### Work to do:
Retype every entry word for word.

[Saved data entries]
>>>
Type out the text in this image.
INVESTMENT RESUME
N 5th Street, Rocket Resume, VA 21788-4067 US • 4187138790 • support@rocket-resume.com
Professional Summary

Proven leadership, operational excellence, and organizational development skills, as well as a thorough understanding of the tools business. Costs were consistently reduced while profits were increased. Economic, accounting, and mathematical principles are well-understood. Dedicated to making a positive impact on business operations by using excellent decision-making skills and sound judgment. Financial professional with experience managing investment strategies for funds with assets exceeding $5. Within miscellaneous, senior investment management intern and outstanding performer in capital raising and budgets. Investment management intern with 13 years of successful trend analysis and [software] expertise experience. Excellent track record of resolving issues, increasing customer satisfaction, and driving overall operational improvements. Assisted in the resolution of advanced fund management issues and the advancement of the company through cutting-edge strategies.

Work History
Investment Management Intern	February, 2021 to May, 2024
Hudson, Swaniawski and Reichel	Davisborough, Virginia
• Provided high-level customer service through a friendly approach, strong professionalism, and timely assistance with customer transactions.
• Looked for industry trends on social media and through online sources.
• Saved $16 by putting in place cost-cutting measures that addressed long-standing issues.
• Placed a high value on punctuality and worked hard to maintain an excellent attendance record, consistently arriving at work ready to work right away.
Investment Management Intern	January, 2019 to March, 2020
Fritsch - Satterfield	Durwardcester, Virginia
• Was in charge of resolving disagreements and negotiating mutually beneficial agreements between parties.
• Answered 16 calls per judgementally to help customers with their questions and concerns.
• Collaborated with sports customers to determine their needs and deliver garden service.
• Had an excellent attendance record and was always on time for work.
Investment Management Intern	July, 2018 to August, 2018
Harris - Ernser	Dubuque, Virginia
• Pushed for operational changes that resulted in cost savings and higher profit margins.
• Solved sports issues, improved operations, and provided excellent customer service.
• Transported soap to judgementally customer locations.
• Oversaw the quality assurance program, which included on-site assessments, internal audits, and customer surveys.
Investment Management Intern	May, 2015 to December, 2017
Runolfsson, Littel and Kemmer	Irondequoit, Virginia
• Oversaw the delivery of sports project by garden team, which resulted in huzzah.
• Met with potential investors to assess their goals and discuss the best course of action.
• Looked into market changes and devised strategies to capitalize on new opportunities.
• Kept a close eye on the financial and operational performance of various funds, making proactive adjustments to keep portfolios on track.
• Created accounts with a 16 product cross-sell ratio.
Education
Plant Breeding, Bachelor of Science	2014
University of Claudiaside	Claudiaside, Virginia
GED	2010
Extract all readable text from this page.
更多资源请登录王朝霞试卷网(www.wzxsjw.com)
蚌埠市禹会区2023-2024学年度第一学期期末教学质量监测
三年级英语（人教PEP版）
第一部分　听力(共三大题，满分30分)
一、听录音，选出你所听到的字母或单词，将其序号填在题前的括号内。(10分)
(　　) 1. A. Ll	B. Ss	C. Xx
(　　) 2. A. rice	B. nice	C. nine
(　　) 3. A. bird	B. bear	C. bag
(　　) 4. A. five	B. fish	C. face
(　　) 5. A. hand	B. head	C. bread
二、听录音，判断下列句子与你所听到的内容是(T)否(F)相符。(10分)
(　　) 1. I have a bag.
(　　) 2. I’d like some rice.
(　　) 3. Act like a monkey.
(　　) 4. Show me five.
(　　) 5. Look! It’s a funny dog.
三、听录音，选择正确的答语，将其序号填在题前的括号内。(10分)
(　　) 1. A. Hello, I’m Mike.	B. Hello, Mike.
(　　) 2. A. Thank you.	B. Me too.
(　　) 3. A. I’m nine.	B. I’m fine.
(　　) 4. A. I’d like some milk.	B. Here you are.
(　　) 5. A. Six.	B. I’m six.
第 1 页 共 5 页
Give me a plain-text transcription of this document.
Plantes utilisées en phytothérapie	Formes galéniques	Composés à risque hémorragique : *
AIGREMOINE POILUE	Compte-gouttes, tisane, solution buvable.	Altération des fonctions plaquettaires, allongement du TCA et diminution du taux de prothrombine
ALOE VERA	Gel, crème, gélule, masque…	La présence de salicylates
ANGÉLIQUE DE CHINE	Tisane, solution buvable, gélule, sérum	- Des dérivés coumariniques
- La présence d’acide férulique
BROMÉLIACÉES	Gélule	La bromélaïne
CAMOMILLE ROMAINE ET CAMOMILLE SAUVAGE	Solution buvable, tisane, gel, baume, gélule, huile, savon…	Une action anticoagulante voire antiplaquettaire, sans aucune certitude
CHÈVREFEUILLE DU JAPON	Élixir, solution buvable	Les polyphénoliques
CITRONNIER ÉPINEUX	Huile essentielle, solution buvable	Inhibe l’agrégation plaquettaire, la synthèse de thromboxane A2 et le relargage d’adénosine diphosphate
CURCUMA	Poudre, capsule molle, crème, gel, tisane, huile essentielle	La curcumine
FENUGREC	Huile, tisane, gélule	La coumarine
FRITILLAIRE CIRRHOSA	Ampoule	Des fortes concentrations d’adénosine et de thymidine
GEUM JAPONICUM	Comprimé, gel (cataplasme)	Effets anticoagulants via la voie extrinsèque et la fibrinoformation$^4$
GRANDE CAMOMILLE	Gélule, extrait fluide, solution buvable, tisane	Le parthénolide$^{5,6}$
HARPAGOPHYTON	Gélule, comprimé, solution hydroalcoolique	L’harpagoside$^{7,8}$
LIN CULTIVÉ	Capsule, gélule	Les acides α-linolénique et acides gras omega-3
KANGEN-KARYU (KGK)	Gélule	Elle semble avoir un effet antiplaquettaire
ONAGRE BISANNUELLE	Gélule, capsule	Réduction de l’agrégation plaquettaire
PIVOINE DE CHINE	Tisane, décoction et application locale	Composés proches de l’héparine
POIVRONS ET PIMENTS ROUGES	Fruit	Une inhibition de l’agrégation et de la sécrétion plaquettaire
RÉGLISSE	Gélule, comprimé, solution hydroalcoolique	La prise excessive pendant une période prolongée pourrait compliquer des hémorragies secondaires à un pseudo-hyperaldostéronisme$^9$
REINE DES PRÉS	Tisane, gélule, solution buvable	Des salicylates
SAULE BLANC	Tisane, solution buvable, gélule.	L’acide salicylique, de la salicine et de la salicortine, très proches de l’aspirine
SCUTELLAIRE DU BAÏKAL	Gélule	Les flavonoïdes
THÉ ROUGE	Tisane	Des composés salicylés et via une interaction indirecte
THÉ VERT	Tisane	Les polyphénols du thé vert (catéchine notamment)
<<<
### Worked solution:
Type out the text in this image.
INVESTMENT RESUME
N 5th Street, Rocket Resume, VA 21788-4067 US • 4187138790 • support@rocket-resume.com
Professional Summary

Proven leadership, operational excellence, and organizational development skills, as well as a thorough understanding of the tools business. Costs were consistently reduced while profits were increased. Economic, accounting, and mathematical principles are well-understood. Dedicated to making a positive impact on business operations by using excellent decision-making skills and sound judgment. Financial professional with experience managing investment strategies for funds with assets exceeding $5. Within miscellaneous, senior investment management intern and outstanding performer in capital raising and budgets. Investment management intern with 13 years of successful trend analysis and [software] expertise experience. Excellent track record of resolving issues, increasing customer satisfaction, and driving overall operational improvements. Assisted in the resolution of advanced fund management issues and the advancement of the company through cutting-edge strategies.

Work History
Investment Management Intern	February, 2021 to May, 2024
Hudson, Swaniawski and Reichel	Davisborough, Virginia
• Provided high-level customer service through a friendly approach, strong professionalism, and timely assistance with customer transactions.
• Looked for industry trends on social media and through online sources.
• Saved $16 by putting in place cost-cutting measures that addressed long-standing issues.
• Placed a high value on punctuality and worked hard to maintain an excellent attendance record, consistently arriving at work ready to work right away.
Investment Management Intern	January, 2019 to March, 2020
Fritsch - Satterfield	Durwardcester, Virginia
• Was in charge of resolving disagreements and negotiating mutually beneficial agreements between parties.
• Answered 16 calls per judgementally to help customers with their questions and concerns.
• Collaborated with sports customers to determine their needs and deliver garden service.
• Had an excellent attendance record and was always on time for work.
Investment Management Intern	July, 2018 to August, 2018
Harris - Ernser	Dubuque, Virginia
• Pushed for operational changes that resulted in cost savings and higher profit margins.
• Solved sports issues, improved operations, and provided excellent customer service.
• Transported soap to judgementally customer locations.
• Oversaw the quality assurance program, which included on-site assessments, internal audits, and customer surveys.
Investment Management Intern	May, 2015 to December, 2017
Runolfsson, Littel and Kemmer	Irondequoit, Virginia
• Oversaw the delivery of sports project by garden team, which resulted in huzzah.
• Met with potential investors to assess their goals and discuss the best course of action.
• Looked into market changes and devised strategies to capitalize on new opportunities.
• Kept a close eye on the financial and operational performance of various funds, making proactive adjustments to keep portfolios on track.
• Created accounts with a 16 product cross-sell ratio.
Education
Plant Breeding, Bachelor of Science	2014
University of Claudiaside	Claudiaside, Virginia
GED	2010
Extract all readable text from this page.
更多资源请登录王朝霞试卷网(www.wzxsjw.com)
蚌埠市禹会区2023-2024学年度第一学期期末教学质量监测
三年级英语（人教PEP版）
第一部分　听力(共三大题，满分30分)
一、听录音，选出你所听到的字母或单词，将其序号填在题前的括号内。(10分)
(　　) 1. A. Ll	B. Ss	C. Xx
(　　) 2. A. rice	B. nice	C. nine
(　　) 3. A. bird	B. bear	C. bag
(　　) 4. A. five	B. fish	C. face
(　　) 5. A. hand	B. head	C. bread
二、听录音，判断下列句子与你所听到的内容是(T)否(F)相符。(10分)
(　　) 1. I have a bag.
(　　) 2. I’d like some rice.
(　　) 3. Act like a monkey.
(　　) 4. Show me five.
(　　) 5. Look! It’s a funny dog.
三、听录音，选择正确的答语，将其序号填在题前的括号内。(10分)
(　　) 1. A. Hello, I’m Mike.	B. Hello, Mike.
(　　) 2. A. Thank you.	B. Me too.
(　　) 3. A. I’m nine.	B. I’m fine.
(　　) 4. A. I’d like some milk.	B. Here you are.
(　　) 5. A. Six.	B. I’m six.
第 1 页 共 5 页
Give me a plain-text transcription of this document.
Plantes utilisées en phytothérapie	Formes galéniques	Composés à risque hémorragique : *
AIGREMOINE POILUE	Compte-gouttes, tisane, solution buvable.	Altération des fonctions plaquettaires, allongement du TCA et diminution du taux de prothrombine
ALOE VERA	Gel, crème, gélule, masque…	La présence de salicylates
ANGÉLIQUE DE CHINE	Tisane, solution buvable, gélule, sérum	- Des dérivés coumariniques
- La présence d’acide férulique
BROMÉLIACÉES	Gélule	La bromélaïne
CAMOMILLE ROMAINE ET CAMOMILLE SAUVAGE	Solution buvable, tisane, gel, baume, gélule, huile, savon…	Une action anticoagulante voire antiplaquettaire, sans aucune certitude
CHÈVREFEUILLE DU JAPON	Élixir, solution buvable	Les polyphénoliques
CITRONNIER ÉPINEUX	Huile essentielle, solution buvable	Inhibe l’agrégation plaquettaire, la synthèse de thromboxane A2 et le relargage d’adénosine diphosphate
CURCUMA	Poudre, capsule molle, crème, gel, tisane, huile essentielle	La curcumine
FENUGREC	Huile, tisane, gélule	La coumarine
FRITILLAIRE CIRRHOSA	Ampoule	Des fortes concentrations d’adénosine et de thymidine
GEUM JAPONICUM	Comprimé, gel (cataplasme)	Effets anticoagulants via la voie extrinsèque et la fibrinoformation$^4$
GRANDE CAMOMILLE	Gélule, extrait fluide, solution buvable, tisane	Le parthénolide$^{5,6}$
HARPAGOPHYTON	Gélule, comprimé, solution hydroalcoolique	L’harpagoside$^{7,8}$
LIN CULTIVÉ	Capsule, gélule	Les acides α-linolénique et acides gras omega-3
KANGEN-KARYU (KGK)	Gélule	Elle semble avoir un effet antiplaquettaire
ONAGRE BISANNUELLE	Gélule, capsule	Réduction de l’agrégation plaquettaire
PIVOINE DE CHINE	Tisane, décoction et application locale	Composés proches de l’héparine
POIVRONS ET PIMENTS ROUGES	Fruit	Une inhibition de l’agrégation et de la sécrétion plaquettaire
RÉGLISSE	Gélule, comprimé, solution hydroalcoolique	La prise excessive pendant une période prolongée pourrait compliquer des hémorragies secondaires à un pseudo-hyperaldostéronisme$^9$
REINE DES PRÉS	Tisane, gélule, solution buvable	Des salicylates
SAULE BLANC	Tisane, solution buvable, gélule.	L’acide salicylique, de la salicine et de la salicortine, très proches de l’aspirine
SCUTELLAIRE DU BAÏKAL	Gélule	Les flavonoïdes
THÉ ROUGE	Tisane	Des composés salicylés et via une interaction indirecte
THÉ VERT	Tisane	Les polyphénols du thé vert (catéchine notamment)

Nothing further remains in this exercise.